Request:
Repeat the records word for word, beginning with their first line and continuing through the line containing "microphone-icon — [153, 2162, 186, 2209]", with that line included.

Dataset excerpts:
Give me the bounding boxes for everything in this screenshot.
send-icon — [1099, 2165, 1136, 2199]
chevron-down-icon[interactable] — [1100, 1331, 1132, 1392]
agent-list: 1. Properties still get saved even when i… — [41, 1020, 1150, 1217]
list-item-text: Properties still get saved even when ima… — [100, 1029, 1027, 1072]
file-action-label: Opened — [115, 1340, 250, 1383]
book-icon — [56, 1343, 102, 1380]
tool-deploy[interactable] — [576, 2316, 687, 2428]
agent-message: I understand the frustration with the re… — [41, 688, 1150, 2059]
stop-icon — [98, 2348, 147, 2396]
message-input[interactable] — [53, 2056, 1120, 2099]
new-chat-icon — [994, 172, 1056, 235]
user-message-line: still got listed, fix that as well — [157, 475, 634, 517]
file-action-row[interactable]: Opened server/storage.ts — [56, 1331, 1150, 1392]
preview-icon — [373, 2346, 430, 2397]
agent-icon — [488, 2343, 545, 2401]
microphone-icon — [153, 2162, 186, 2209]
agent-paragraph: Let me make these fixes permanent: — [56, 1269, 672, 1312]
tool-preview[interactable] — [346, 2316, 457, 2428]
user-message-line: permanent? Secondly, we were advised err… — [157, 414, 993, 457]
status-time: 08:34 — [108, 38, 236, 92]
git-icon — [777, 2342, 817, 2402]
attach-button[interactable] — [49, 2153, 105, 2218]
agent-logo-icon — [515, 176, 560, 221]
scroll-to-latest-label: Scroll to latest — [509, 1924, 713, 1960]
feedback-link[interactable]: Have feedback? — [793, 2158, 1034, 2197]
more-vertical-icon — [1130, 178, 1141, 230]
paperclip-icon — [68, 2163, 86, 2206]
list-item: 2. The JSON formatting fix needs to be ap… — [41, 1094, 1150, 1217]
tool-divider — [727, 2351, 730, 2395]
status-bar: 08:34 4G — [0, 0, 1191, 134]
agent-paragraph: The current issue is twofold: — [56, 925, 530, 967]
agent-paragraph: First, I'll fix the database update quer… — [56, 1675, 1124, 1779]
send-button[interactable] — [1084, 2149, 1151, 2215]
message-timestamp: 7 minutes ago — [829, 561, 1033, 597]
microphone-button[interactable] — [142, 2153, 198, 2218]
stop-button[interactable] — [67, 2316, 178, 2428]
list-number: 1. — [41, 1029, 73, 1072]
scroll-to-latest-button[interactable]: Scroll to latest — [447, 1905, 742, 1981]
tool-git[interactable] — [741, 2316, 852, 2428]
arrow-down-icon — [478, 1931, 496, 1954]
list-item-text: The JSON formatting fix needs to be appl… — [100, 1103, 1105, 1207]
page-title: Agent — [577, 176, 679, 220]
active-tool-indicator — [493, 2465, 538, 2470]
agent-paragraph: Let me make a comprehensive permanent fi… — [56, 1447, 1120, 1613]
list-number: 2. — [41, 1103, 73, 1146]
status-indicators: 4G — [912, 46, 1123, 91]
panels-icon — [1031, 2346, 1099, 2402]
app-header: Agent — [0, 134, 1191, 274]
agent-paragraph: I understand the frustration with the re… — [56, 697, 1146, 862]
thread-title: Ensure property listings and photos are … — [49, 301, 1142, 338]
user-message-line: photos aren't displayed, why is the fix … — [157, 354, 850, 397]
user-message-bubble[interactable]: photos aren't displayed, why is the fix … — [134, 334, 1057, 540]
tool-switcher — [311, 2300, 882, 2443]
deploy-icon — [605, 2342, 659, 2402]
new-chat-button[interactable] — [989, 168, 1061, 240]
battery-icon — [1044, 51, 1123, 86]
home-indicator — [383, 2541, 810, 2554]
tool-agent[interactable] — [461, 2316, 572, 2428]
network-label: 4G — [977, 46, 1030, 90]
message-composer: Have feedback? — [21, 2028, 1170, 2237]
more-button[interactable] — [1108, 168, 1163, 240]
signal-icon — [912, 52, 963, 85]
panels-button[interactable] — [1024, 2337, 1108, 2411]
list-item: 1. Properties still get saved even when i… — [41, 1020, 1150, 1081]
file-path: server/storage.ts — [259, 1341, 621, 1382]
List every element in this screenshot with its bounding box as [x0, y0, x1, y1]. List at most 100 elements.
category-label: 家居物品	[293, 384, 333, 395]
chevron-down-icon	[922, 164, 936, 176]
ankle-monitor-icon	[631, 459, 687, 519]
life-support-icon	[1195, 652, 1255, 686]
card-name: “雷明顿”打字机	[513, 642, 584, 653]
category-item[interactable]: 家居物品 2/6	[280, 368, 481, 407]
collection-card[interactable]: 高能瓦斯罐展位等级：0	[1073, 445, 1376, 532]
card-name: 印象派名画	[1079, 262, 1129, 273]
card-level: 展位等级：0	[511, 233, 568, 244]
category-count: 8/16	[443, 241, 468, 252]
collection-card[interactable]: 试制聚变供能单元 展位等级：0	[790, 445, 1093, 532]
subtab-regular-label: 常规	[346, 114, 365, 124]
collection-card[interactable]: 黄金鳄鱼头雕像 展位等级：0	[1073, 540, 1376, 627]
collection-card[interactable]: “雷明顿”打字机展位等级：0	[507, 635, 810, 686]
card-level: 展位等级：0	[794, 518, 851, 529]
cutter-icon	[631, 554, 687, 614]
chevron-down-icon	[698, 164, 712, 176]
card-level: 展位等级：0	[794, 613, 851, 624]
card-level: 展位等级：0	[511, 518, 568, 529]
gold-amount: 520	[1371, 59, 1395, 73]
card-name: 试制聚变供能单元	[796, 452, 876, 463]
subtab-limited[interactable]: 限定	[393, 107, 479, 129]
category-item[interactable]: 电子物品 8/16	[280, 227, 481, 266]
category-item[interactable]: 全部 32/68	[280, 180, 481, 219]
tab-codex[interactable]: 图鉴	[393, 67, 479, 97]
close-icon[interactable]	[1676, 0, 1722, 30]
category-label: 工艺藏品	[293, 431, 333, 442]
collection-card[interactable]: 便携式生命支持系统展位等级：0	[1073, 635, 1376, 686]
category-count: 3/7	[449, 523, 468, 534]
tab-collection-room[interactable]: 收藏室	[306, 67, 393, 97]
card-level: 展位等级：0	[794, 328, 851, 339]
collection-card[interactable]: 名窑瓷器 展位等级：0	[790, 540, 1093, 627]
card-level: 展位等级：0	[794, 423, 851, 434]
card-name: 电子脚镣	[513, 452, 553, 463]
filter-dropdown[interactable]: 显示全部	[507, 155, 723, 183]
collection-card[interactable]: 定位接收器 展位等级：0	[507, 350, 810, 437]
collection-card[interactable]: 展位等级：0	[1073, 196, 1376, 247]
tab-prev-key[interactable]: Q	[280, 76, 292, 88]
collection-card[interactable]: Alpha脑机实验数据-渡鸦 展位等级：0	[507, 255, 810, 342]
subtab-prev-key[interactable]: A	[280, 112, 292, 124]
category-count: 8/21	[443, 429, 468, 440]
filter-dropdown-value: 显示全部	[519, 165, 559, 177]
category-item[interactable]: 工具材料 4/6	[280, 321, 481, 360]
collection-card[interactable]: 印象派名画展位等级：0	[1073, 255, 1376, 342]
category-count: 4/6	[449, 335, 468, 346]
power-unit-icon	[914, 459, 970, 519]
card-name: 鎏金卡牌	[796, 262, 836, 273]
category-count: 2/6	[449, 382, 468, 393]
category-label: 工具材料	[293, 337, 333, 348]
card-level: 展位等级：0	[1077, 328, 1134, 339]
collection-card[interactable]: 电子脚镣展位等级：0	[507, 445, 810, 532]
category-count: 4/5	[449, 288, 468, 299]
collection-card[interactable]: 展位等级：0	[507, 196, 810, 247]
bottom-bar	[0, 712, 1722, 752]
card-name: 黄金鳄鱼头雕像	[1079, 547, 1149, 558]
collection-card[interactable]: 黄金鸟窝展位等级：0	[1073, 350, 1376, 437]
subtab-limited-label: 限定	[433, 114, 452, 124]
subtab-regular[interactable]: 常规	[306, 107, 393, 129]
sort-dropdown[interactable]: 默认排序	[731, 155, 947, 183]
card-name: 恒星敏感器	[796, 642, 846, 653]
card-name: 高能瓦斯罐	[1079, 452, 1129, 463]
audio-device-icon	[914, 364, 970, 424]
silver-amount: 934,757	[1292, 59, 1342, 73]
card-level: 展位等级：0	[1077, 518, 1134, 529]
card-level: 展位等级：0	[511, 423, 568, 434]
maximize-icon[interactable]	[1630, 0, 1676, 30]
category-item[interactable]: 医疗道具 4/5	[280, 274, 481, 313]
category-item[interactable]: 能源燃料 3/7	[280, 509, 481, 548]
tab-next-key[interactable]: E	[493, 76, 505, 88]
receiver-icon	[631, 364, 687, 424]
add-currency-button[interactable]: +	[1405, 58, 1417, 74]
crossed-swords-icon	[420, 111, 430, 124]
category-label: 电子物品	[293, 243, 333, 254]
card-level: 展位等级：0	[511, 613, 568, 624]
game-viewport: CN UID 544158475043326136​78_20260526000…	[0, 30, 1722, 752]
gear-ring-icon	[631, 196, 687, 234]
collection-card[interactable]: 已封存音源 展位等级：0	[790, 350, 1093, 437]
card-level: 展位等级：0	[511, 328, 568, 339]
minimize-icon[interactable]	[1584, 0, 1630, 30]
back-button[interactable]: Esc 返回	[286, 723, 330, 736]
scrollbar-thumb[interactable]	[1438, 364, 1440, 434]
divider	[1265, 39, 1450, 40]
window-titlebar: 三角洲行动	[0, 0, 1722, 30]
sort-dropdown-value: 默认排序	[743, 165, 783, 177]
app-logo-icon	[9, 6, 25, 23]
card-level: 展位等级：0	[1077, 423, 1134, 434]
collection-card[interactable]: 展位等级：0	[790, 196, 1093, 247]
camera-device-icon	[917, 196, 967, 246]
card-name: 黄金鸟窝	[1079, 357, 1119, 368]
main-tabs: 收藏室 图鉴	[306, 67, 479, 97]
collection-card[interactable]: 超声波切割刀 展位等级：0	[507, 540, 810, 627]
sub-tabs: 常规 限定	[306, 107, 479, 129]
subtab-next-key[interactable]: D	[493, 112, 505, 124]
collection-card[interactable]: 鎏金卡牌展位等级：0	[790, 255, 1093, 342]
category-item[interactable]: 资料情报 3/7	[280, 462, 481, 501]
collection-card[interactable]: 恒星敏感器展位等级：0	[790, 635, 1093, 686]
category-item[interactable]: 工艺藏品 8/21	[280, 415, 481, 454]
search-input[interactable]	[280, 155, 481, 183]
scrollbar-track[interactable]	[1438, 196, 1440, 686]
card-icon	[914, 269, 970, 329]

Output of the exercise:
Give me the bounding boxes for everything in this screenshot.
send-icon — [1099, 2165, 1136, 2199]
chevron-down-icon[interactable] — [1100, 1331, 1132, 1392]
agent-list: 1. Properties still get saved even when i… — [41, 1020, 1150, 1217]
list-item-text: Properties still get saved even when ima… — [100, 1029, 1027, 1072]
file-action-label: Opened — [115, 1340, 250, 1383]
book-icon — [56, 1343, 102, 1380]
tool-deploy[interactable] — [576, 2316, 687, 2428]
agent-message: I understand the frustration with the re… — [41, 688, 1150, 2059]
stop-icon — [98, 2348, 147, 2396]
message-input[interactable] — [53, 2056, 1120, 2099]
new-chat-icon — [994, 172, 1056, 235]
user-message-line: still got listed, fix that as well — [157, 475, 634, 517]
file-action-row[interactable]: Opened server/storage.ts — [56, 1331, 1150, 1392]
preview-icon — [373, 2346, 430, 2397]
agent-icon — [488, 2343, 545, 2401]
microphone-icon — [153, 2162, 186, 2209]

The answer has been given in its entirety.